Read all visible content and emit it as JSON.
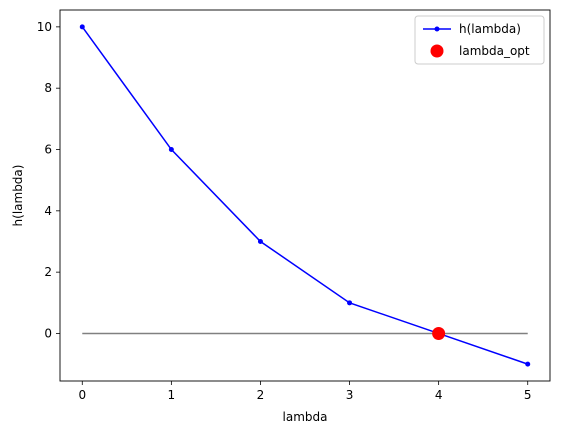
{
  "chart_data": {
    "type": "line",
    "title": "",
    "xlabel": "lambda",
    "ylabel": "h(lambda)",
    "xlim": [
      -0.25,
      5.25
    ],
    "ylim": [
      -1.55,
      10.55
    ],
    "xticks": [
      0,
      1,
      2,
      3,
      4,
      5
    ],
    "yticks": [
      0,
      2,
      4,
      6,
      8,
      10
    ],
    "grid": false,
    "legend_position": "top-right",
    "series": [
      {
        "name": "h(lambda)",
        "color": "#0000ff",
        "marker": "dot",
        "x": [
          0,
          1,
          2,
          3,
          4,
          5
        ],
        "y": [
          10,
          6,
          3,
          1,
          0,
          -1
        ]
      },
      {
        "name": "lambda_opt",
        "color": "#ff0000",
        "marker": "large-circle",
        "x": [
          4
        ],
        "y": [
          0
        ]
      }
    ],
    "reference_line": {
      "y": 0,
      "x_from": 0,
      "x_to": 5,
      "color": "#808080"
    }
  }
}
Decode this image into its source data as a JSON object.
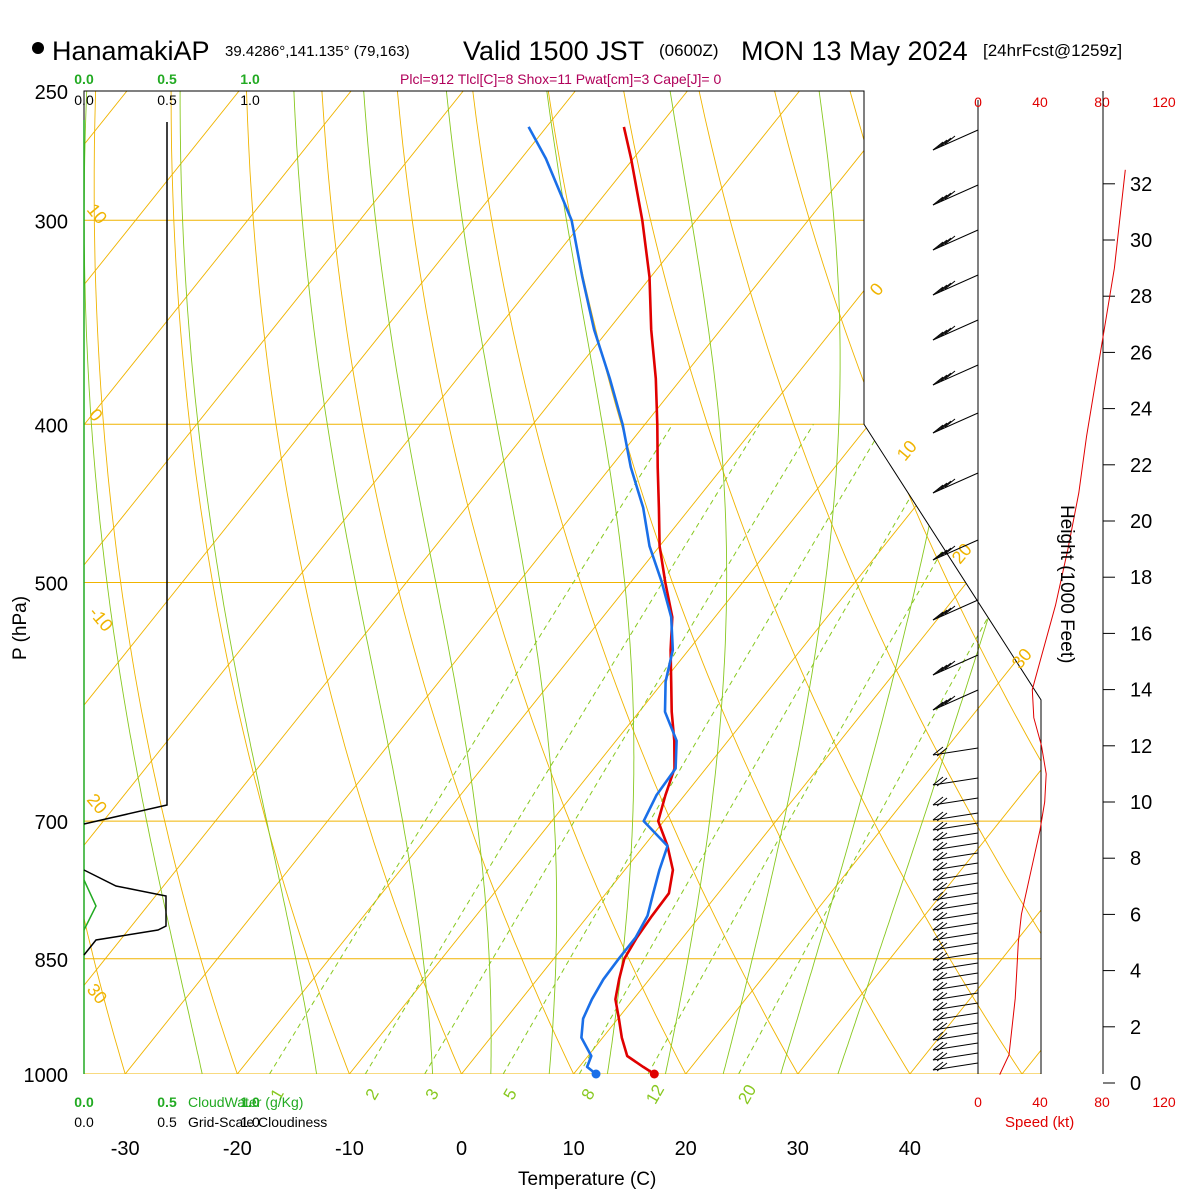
{
  "header": {
    "station": "HanamakiAP",
    "coords": "39.4286°,141.135° (79,163)",
    "valid": "Valid 1500 JST",
    "zulu": "(0600Z)",
    "date": "MON 13 May 2024",
    "fcst": "[24hrFcst@1259z]",
    "params": "Plcl=912 Tlcl[C]=8 Shox=11 Pwat[cm]=3 Cape[J]= 0"
  },
  "colors": {
    "temperature": "#e00000",
    "dewpoint": "#1a6fe8",
    "isotherm": "#f0b400",
    "dry_adiabat": "#f0b400",
    "moist_adiabat": "#88c820",
    "mixing_ratio": "#88c820",
    "cloud_water": "#22aa22",
    "speed": "#e00000"
  },
  "axes": {
    "pressure_label": "P (hPa)",
    "temperature_label": "Temperature (C)",
    "height_label": "Height (1000 Feet)",
    "speed_label": "Speed (kt)",
    "cloud_water_label": "CloudWater (g/Kg)",
    "cloudiness_label": "Grid-Scale Cloudiness",
    "pressure_ticks": [
      "250",
      "300",
      "400",
      "500",
      "700",
      "850",
      "1000"
    ],
    "temperature_ticks": [
      "-30",
      "-20",
      "-10",
      "0",
      "10",
      "20",
      "30",
      "40"
    ],
    "height_ticks": [
      "0",
      "2",
      "4",
      "6",
      "8",
      "10",
      "12",
      "14",
      "16",
      "18",
      "20",
      "22",
      "24",
      "26",
      "28",
      "30",
      "32"
    ],
    "speed_ticks": [
      "0",
      "40",
      "80",
      "120"
    ],
    "cloud_ticks": [
      "0.0",
      "0.5",
      "1.0"
    ],
    "cloudiness_ticks": [
      "0.0",
      "0.5",
      "1.0"
    ],
    "mixing_ratio_labels": [
      "1",
      "2",
      "3",
      "5",
      "8",
      "12",
      "20"
    ],
    "dry_adiabat_labels": [
      "-10",
      "0",
      "10",
      "20",
      "30",
      "0",
      "10",
      "20",
      "30"
    ]
  },
  "chart_data": {
    "type": "line",
    "title": "HanamakiAP Valid 1500 JST (0600Z) MON 13 May 2024 [24hrFcst@1259z]",
    "xlabel": "Temperature (C)",
    "ylabel": "P (hPa)",
    "ylog": true,
    "ylim": [
      1000,
      250
    ],
    "xlim": [
      -30,
      40
    ],
    "series": [
      {
        "name": "Temperature",
        "pressure": [
          1000,
          990,
          975,
          950,
          925,
          900,
          875,
          850,
          825,
          800,
          775,
          750,
          725,
          700,
          675,
          650,
          625,
          600,
          575,
          550,
          525,
          500,
          475,
          450,
          425,
          400,
          375,
          350,
          325,
          300,
          275,
          263
        ],
        "values": [
          17.2,
          15.7,
          13.5,
          11.7,
          10.1,
          8.4,
          7.3,
          6.3,
          5.9,
          5.7,
          5.6,
          4.3,
          2.1,
          -0.5,
          -1.7,
          -2.8,
          -4.8,
          -7.1,
          -9.3,
          -11.6,
          -13.8,
          -16.9,
          -20.0,
          -22.8,
          -25.8,
          -28.9,
          -32.3,
          -36.2,
          -40.1,
          -44.8,
          -50.2,
          -53.1
        ]
      },
      {
        "name": "Dewpoint",
        "pressure": [
          1000,
          990,
          975,
          950,
          925,
          900,
          875,
          850,
          825,
          800,
          775,
          750,
          725,
          700,
          675,
          650,
          625,
          600,
          575,
          550,
          525,
          500,
          475,
          450,
          425,
          400,
          375,
          350,
          325,
          300,
          275,
          263
        ],
        "values": [
          12.0,
          10.7,
          10.3,
          8.1,
          6.9,
          6.3,
          5.9,
          5.8,
          5.8,
          5.3,
          4.2,
          3.1,
          2.1,
          -1.8,
          -2.5,
          -2.7,
          -4.6,
          -7.7,
          -9.8,
          -11.4,
          -13.9,
          -17.2,
          -20.9,
          -24.2,
          -28.2,
          -32.0,
          -36.4,
          -41.3,
          -46.1,
          -51.1,
          -57.8,
          -61.6
        ]
      }
    ],
    "wind_speed_kt": {
      "height_kft": [
        0.3,
        1,
        2,
        3,
        4,
        5,
        6,
        7,
        8,
        9,
        10,
        11,
        12,
        13,
        14,
        15,
        17,
        19,
        21,
        23,
        25,
        27,
        29,
        31,
        32.5
      ],
      "values": [
        14,
        20,
        22,
        24,
        25,
        26,
        28,
        32,
        36,
        40,
        43,
        44,
        41,
        36,
        35,
        40,
        50,
        58,
        65,
        70,
        76,
        82,
        88,
        92,
        95
      ]
    }
  }
}
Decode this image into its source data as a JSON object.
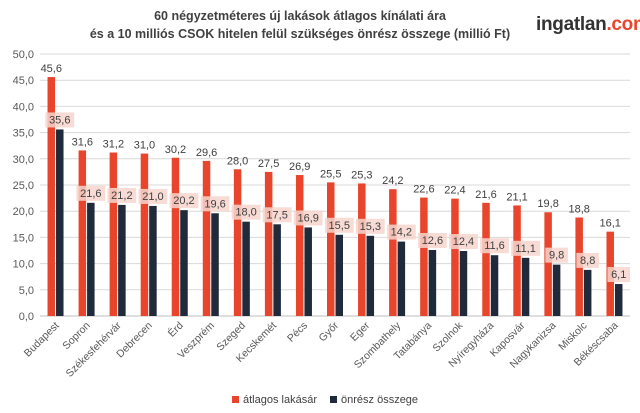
{
  "title_line1": "60 négyzetméteres új lakások átlagos kínálati ára",
  "title_line2": "és a 10 milliós CSOK hitelen felül szükséges önrész összege (millió Ft)",
  "logo": {
    "name": "ingatlan",
    "tld": ".com"
  },
  "colors": {
    "series1": "#e8452c",
    "series2": "#1f2a3a",
    "grid": "#d9d9d9",
    "label_bg": "#f6d5cc"
  },
  "chart_data": {
    "type": "bar",
    "categories": [
      "Budapest",
      "Sopron",
      "Székesfehérvár",
      "Debrecen",
      "Érd",
      "Veszprém",
      "Szeged",
      "Kecskemét",
      "Pécs",
      "Győr",
      "Eger",
      "Szombathely",
      "Tatabánya",
      "Szolnok",
      "Nyíregyháza",
      "Kaposvár",
      "Nagykanizsa",
      "Miskolc",
      "Békéscsaba"
    ],
    "series": [
      {
        "name": "átlagos lakásár",
        "values": [
          45.6,
          31.6,
          31.2,
          31.0,
          30.2,
          29.6,
          28.0,
          27.5,
          26.9,
          25.5,
          25.3,
          24.2,
          22.6,
          22.4,
          21.6,
          21.1,
          19.8,
          18.8,
          16.1
        ]
      },
      {
        "name": "önrész összege",
        "values": [
          35.6,
          21.6,
          21.2,
          21.0,
          20.2,
          19.6,
          18.0,
          17.5,
          16.9,
          15.5,
          15.3,
          14.2,
          12.6,
          12.4,
          11.6,
          11.1,
          9.8,
          8.8,
          6.1
        ]
      }
    ],
    "ylim": [
      0,
      50
    ],
    "yticks": [
      "0,0",
      "5,0",
      "10,0",
      "15,0",
      "20,0",
      "25,0",
      "30,0",
      "35,0",
      "40,0",
      "45,0",
      "50,0"
    ],
    "legend_position": "bottom",
    "grid": true,
    "decimal_separator": ","
  }
}
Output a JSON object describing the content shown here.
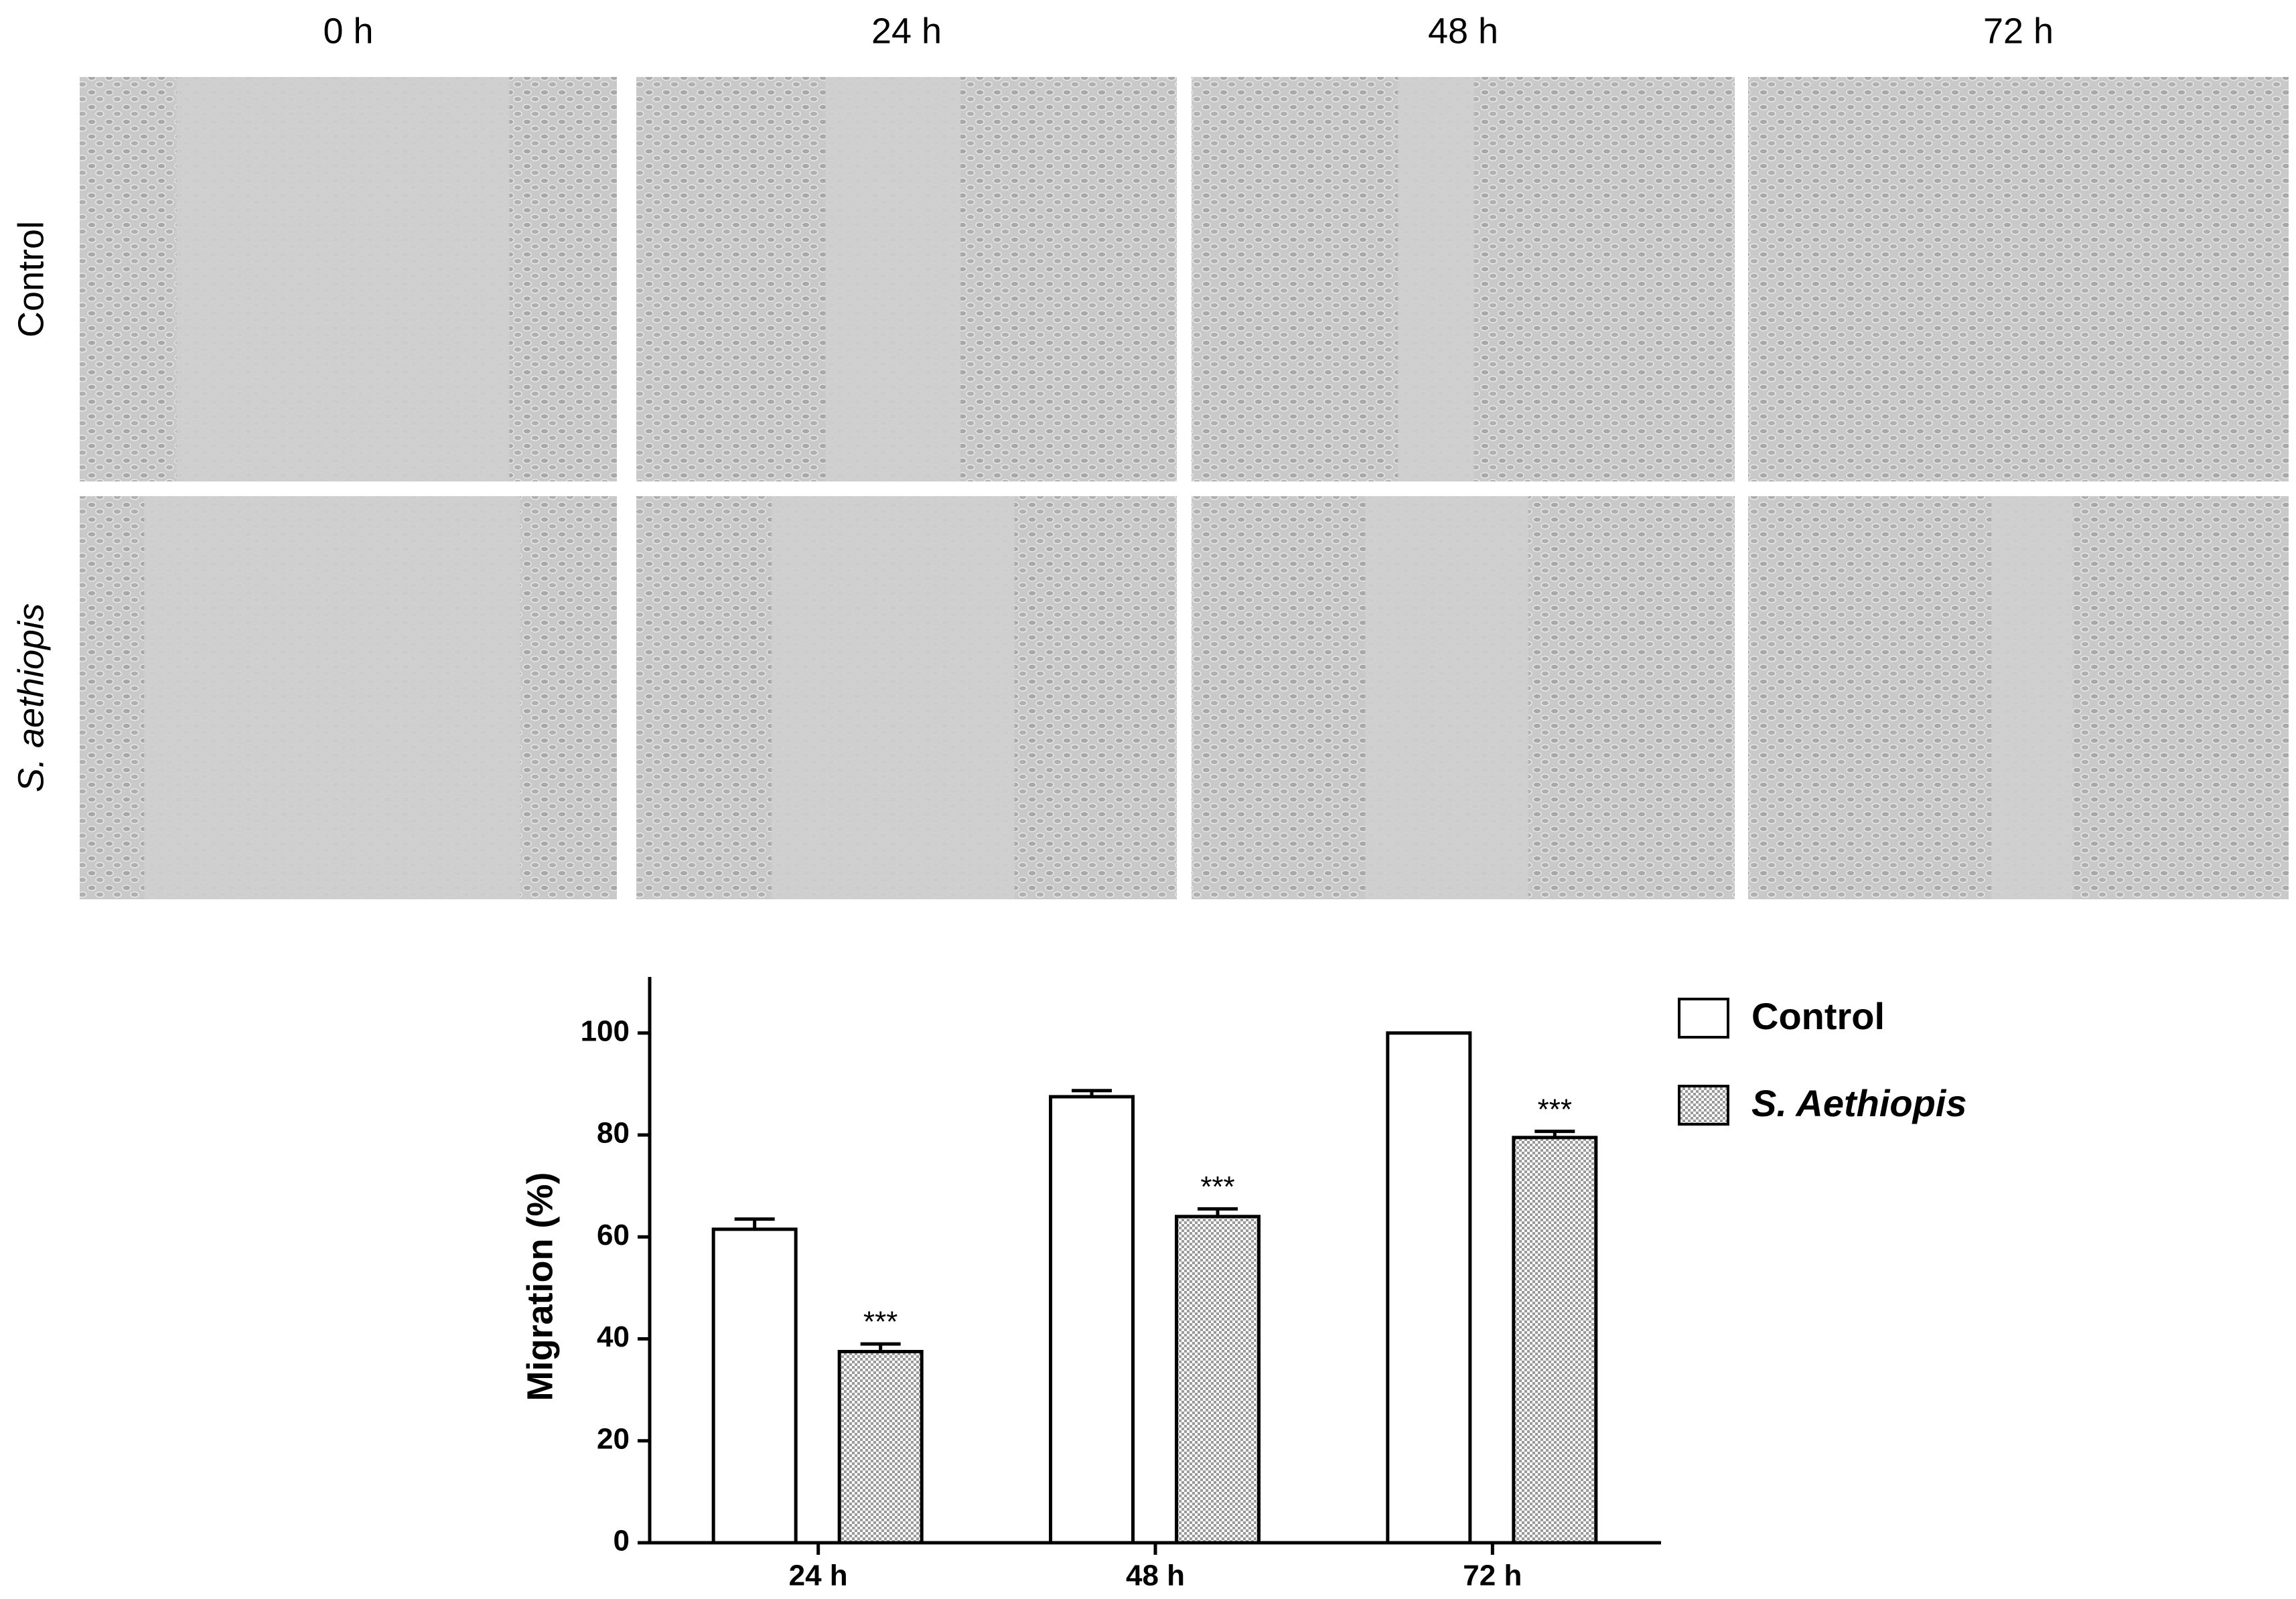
{
  "panels": {
    "columns": [
      "0 h",
      "24 h",
      "48 h",
      "72 h"
    ],
    "rows": [
      "Control",
      "S. aethiopis"
    ]
  },
  "chart_data": {
    "type": "bar",
    "ylabel": "Migration (%)",
    "categories": [
      "24 h",
      "48 h",
      "72 h"
    ],
    "series": [
      {
        "name": "Control",
        "color": "#ffffff",
        "values": [
          61.5,
          87.5,
          100
        ],
        "errors": [
          2,
          1.2,
          null
        ]
      },
      {
        "name": "S. Aethiopis",
        "color": "#b8b8b8",
        "values": [
          37.5,
          64,
          79.5
        ],
        "errors": [
          1.5,
          1.5,
          1.2
        ],
        "annotations": [
          "***",
          "***",
          "***"
        ]
      }
    ],
    "ylim": [
      0,
      111
    ],
    "yticks": [
      0,
      20,
      40,
      60,
      80,
      100
    ],
    "legend": "upper right"
  }
}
════
Scan the material above. Copy each line that holds the word "önrész".

**FINAL RESULT**
  "title_line2": "és a 10 milliós CSOK hitelen felül szükséges önrész összege (millió Ft)",
        "name": "önrész összege",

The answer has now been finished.